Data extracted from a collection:

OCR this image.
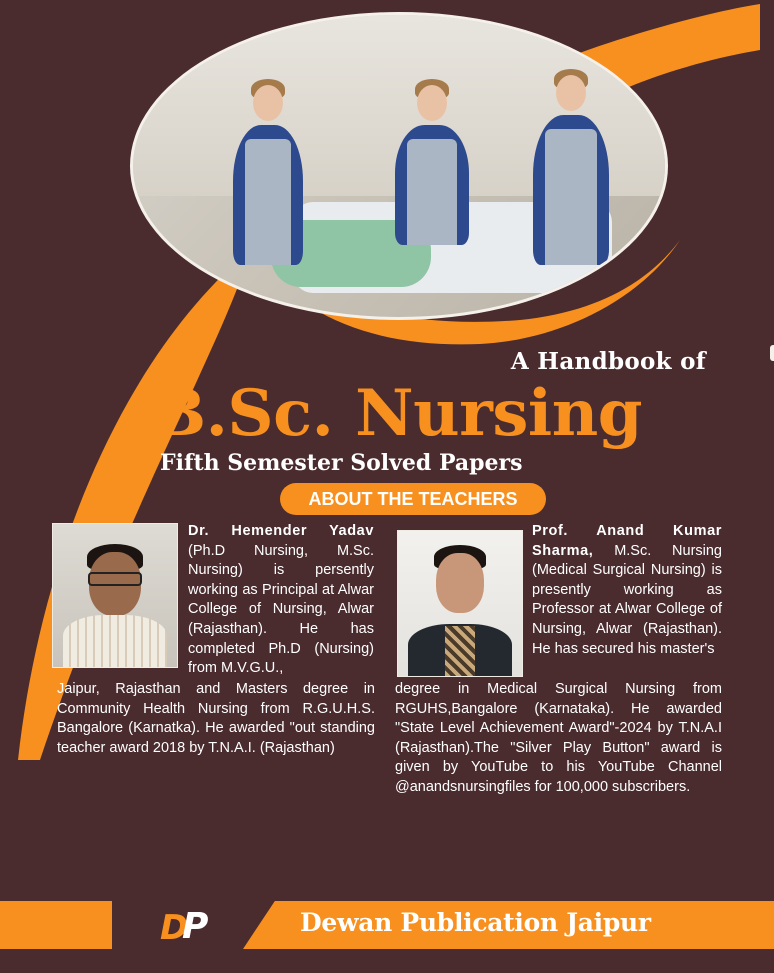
A Handbook of
B.Sc. Nursing
Fifth Semester Solved Papers
ABOUT THE TEACHERS

Dr. Hemender Yadav (Ph.D Nursing, M.Sc. Nursing) is persently working as Principal at Alwar College of Nursing, Alwar (Rajasthan). He has completed Ph.D (Nursing) from M.V.G.U.,

Jaipur, Rajasthan and Masters degree in Community Health Nursing from R.G.U.H.S. Bangalore (Karnatka). He awarded "out standing teacher award 2018 by T.N.A.I. (Rajasthan)

Prof. Anand Kumar Sharma, M.Sc. Nursing (Medical Surgical Nursing) is presently working as Professor at Alwar College of Nursing, Alwar (Rajasthan). He has secured his master's

degree in Medical Surgical Nursing from RGUHS,Bangalore (Karnataka). He awarded "State Level Achievement Award"-2024 by T.N.A.I (Rajasthan).The "Silver Play Button" award is given by YouTube to his YouTube Channel @anandsnursingfiles for 100,000 subscribers.

D P	Dewan Publication Jaipur
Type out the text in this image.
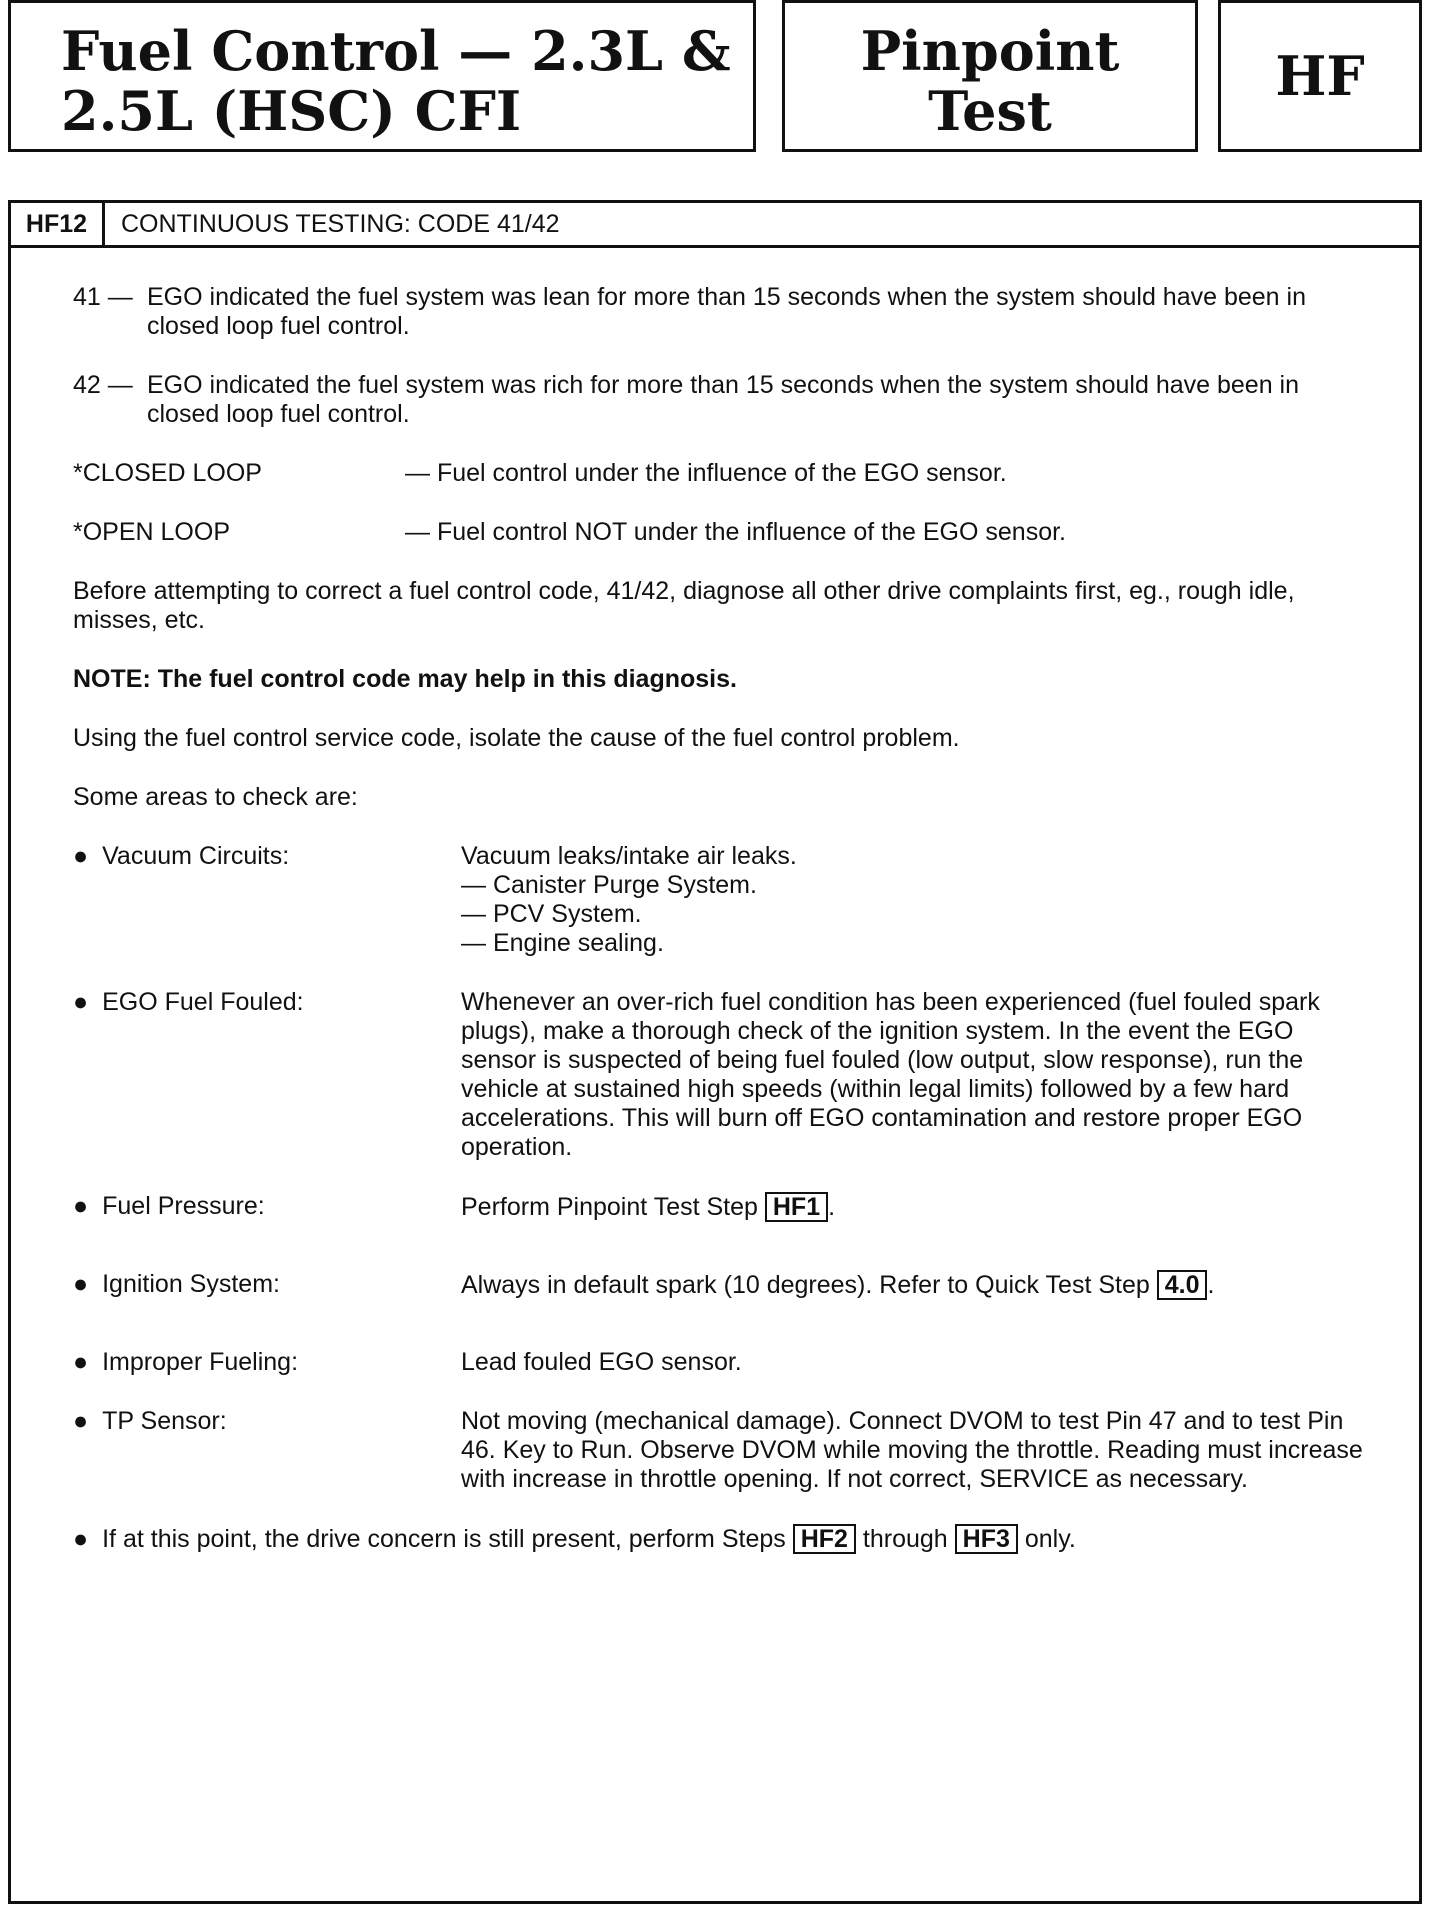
Fuel Control — 2.3L &
2.5L (HSC) CFI
Pinpoint
Test
HF
HF12	CONTINUOUS TESTING: CODE 41/42
41 — EGO indicated the fuel system was lean for more than 15 seconds when the system should have been in closed loop fuel control.
42 — EGO indicated the fuel system was rich for more than 15 seconds when the system should have been in closed loop fuel control.
*CLOSED LOOP	— Fuel control under the influence of the EGO sensor.
*OPEN LOOP	— Fuel control NOT under the influence of the EGO sensor.
Before attempting to correct a fuel control code, 41/42, diagnose all other drive complaints first, eg., rough idle, misses, etc.
NOTE: The fuel control code may help in this diagnosis.
Using the fuel control service code, isolate the cause of the fuel control problem.
Some areas to check are:
● Vacuum Circuits:	Vacuum leaks/intake air leaks.
— Canister Purge System.
— PCV System.
— Engine sealing.
● EGO Fuel Fouled:	Whenever an over-rich fuel condition has been experienced (fuel fouled spark plugs), make a thorough check of the ignition system. In the event the EGO sensor is suspected of being fuel fouled (low output, slow response), run the vehicle at sustained high speeds (within legal limits) followed by a few hard accelerations. This will burn off EGO contamination and restore proper EGO operation.
● Fuel Pressure:	Perform Pinpoint Test Step HF1 .
● Ignition System:	Always in default spark (10 degrees). Refer to Quick Test Step 4.0 .
● Improper Fueling:	Lead fouled EGO sensor.
● TP Sensor:	Not moving (mechanical damage). Connect DVOM to test Pin 47 and to test Pin 46. Key to Run. Observe DVOM while moving the throttle. Reading must increase with increase in throttle opening. If not correct, SERVICE as necessary.
● If at this point, the drive concern is still present, perform Steps HF2 through HF3 only.
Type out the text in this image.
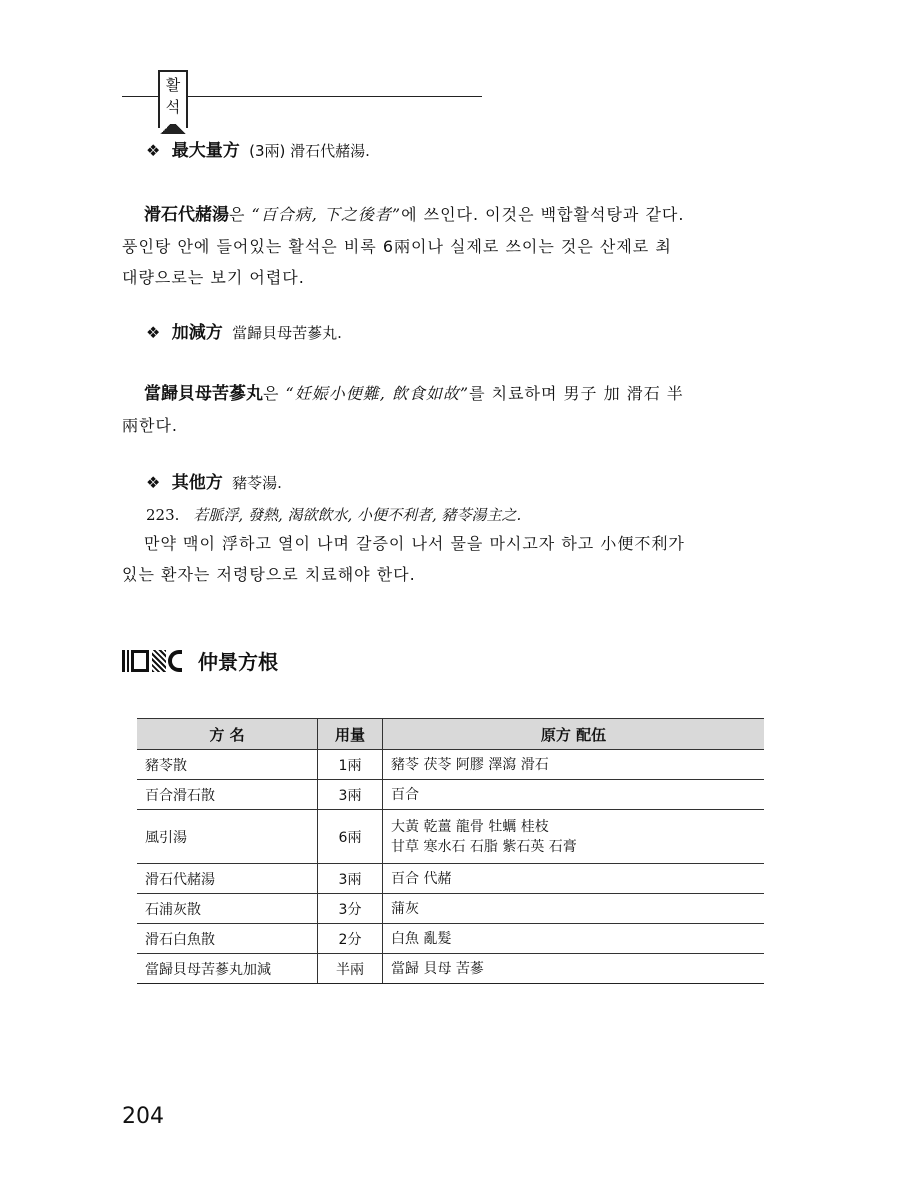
활
석
❖ 最大量方 (3兩) 滑石代赭湯.
滑石代赭湯은 “百合病, 下之後者”에 쓰인다. 이것은 백합활석탕과 같다.
풍인탕 안에 들어있는 활석은 비록 6兩이나 실제로 쓰이는 것은 산제로 최
대량으로는 보기 어렵다.
❖ 加減方 當歸貝母苦蔘丸.
當歸貝母苦蔘丸은 “妊娠小便難, 飲食如故”를 치료하며 男子 加 滑石 半
兩한다.
❖ 其他方 豬苓湯.
223. 若脈浮, 發熱, 渴欲飲水, 小便不利者, 豬苓湯主之.
만약 맥이 浮하고 열이 나며 갈증이 나서 물을 마시고자 하고 小便不利가
있는 환자는 저령탕으로 치료해야 한다.
仲景方根
方 名	用量	原方 配伍
豬苓散	1兩	豬苓 茯苓 阿膠 澤瀉 滑石

百合滑石散	3兩	百合

風引湯	6兩	大黃 乾薑 龍骨 牡蠣 桂枝
甘草 寒水石 石脂 紫石英 石膏

滑石代赭湯	3兩	百合 代赭

石浦灰散	3分	蒲灰

滑石白魚散	2分	白魚 亂髮

當歸貝母苦蔘丸加減	半兩	當歸 貝母 苦蔘
204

▸ INSTRUCTIONS TO FOLLOW: Transcribe the records word for word and include no pictures.

▸ CORRECT RESPONSE:
OCR this image.
A Handbook of
B.Sc. Nursing
Fifth Semester Solved Papers
ABOUT THE TEACHERS

Dr. Hemender Yadav (Ph.D Nursing, M.Sc. Nursing) is persently working as Principal at Alwar College of Nursing, Alwar (Rajasthan). He has completed Ph.D (Nursing) from M.V.G.U.,

Jaipur, Rajasthan and Masters degree in Community Health Nursing from R.G.U.H.S. Bangalore (Karnatka). He awarded "out standing teacher award 2018 by T.N.A.I. (Rajasthan)

Prof. Anand Kumar Sharma, M.Sc. Nursing (Medical Surgical Nursing) is presently working as Professor at Alwar College of Nursing, Alwar (Rajasthan). He has secured his master's

degree in Medical Surgical Nursing from RGUHS,Bangalore (Karnataka). He awarded "State Level Achievement Award"-2024 by T.N.A.I (Rajasthan).The "Silver Play Button" award is given by YouTube to his YouTube Channel @anandsnursingfiles for 100,000 subscribers.

D P	Dewan Publication Jaipur
Type out the text in this image.
Fuel Control — 2.3L &
2.5L (HSC) CFI
Pinpoint
Test
HF
HF12	CONTINUOUS TESTING: CODE 41/42
41 — EGO indicated the fuel system was lean for more than 15 seconds when the system should have been in closed loop fuel control.
42 — EGO indicated the fuel system was rich for more than 15 seconds when the system should have been in closed loop fuel control.
*CLOSED LOOP	— Fuel control under the influence of the EGO sensor.
*OPEN LOOP	— Fuel control NOT under the influence of the EGO sensor.
Before attempting to correct a fuel control code, 41/42, diagnose all other drive complaints first, eg., rough idle, misses, etc.
NOTE: The fuel control code may help in this diagnosis.
Using the fuel control service code, isolate the cause of the fuel control problem.
Some areas to check are:
● Vacuum Circuits:	Vacuum leaks/intake air leaks.
— Canister Purge System.
— PCV System.
— Engine sealing.
● EGO Fuel Fouled:	Whenever an over-rich fuel condition has been experienced (fuel fouled spark plugs), make a thorough check of the ignition system. In the event the EGO sensor is suspected of being fuel fouled (low output, slow response), run the vehicle at sustained high speeds (within legal limits) followed by a few hard accelerations. This will burn off EGO contamination and restore proper EGO operation.
● Fuel Pressure:	Perform Pinpoint Test Step HF1 .
● Ignition System:	Always in default spark (10 degrees). Refer to Quick Test Step 4.0 .
● Improper Fueling:	Lead fouled EGO sensor.
● TP Sensor:	Not moving (mechanical damage). Connect DVOM to test Pin 47 and to test Pin 46. Key to Run. Observe DVOM while moving the throttle. Reading must increase with increase in throttle opening. If not correct, SERVICE as necessary.
● If at this point, the drive concern is still present, perform Steps HF2 through HF3 only.
Type out the text in this image.
활
석
❖ 最大量方 (3兩) 滑石代赭湯.
滑石代赭湯은 “百合病, 下之後者”에 쓰인다. 이것은 백합활석탕과 같다.
풍인탕 안에 들어있는 활석은 비록 6兩이나 실제로 쓰이는 것은 산제로 최
대량으로는 보기 어렵다.
❖ 加減方 當歸貝母苦蔘丸.
當歸貝母苦蔘丸은 “妊娠小便難, 飲食如故”를 치료하며 男子 加 滑石 半
兩한다.
❖ 其他方 豬苓湯.
223. 若脈浮, 發熱, 渴欲飲水, 小便不利者, 豬苓湯主之.
만약 맥이 浮하고 열이 나며 갈증이 나서 물을 마시고자 하고 小便不利가
있는 환자는 저령탕으로 치료해야 한다.
仲景方根
方 名	用量	原方 配伍
豬苓散	1兩	豬苓 茯苓 阿膠 澤瀉 滑石

百合滑石散	3兩	百合

風引湯	6兩	大黃 乾薑 龍骨 牡蠣 桂枝
甘草 寒水石 石脂 紫石英 石膏

滑石代赭湯	3兩	百合 代赭

石浦灰散	3分	蒲灰

滑石白魚散	2分	白魚 亂髮

當歸貝母苦蔘丸加減	半兩	當歸 貝母 苦蔘
204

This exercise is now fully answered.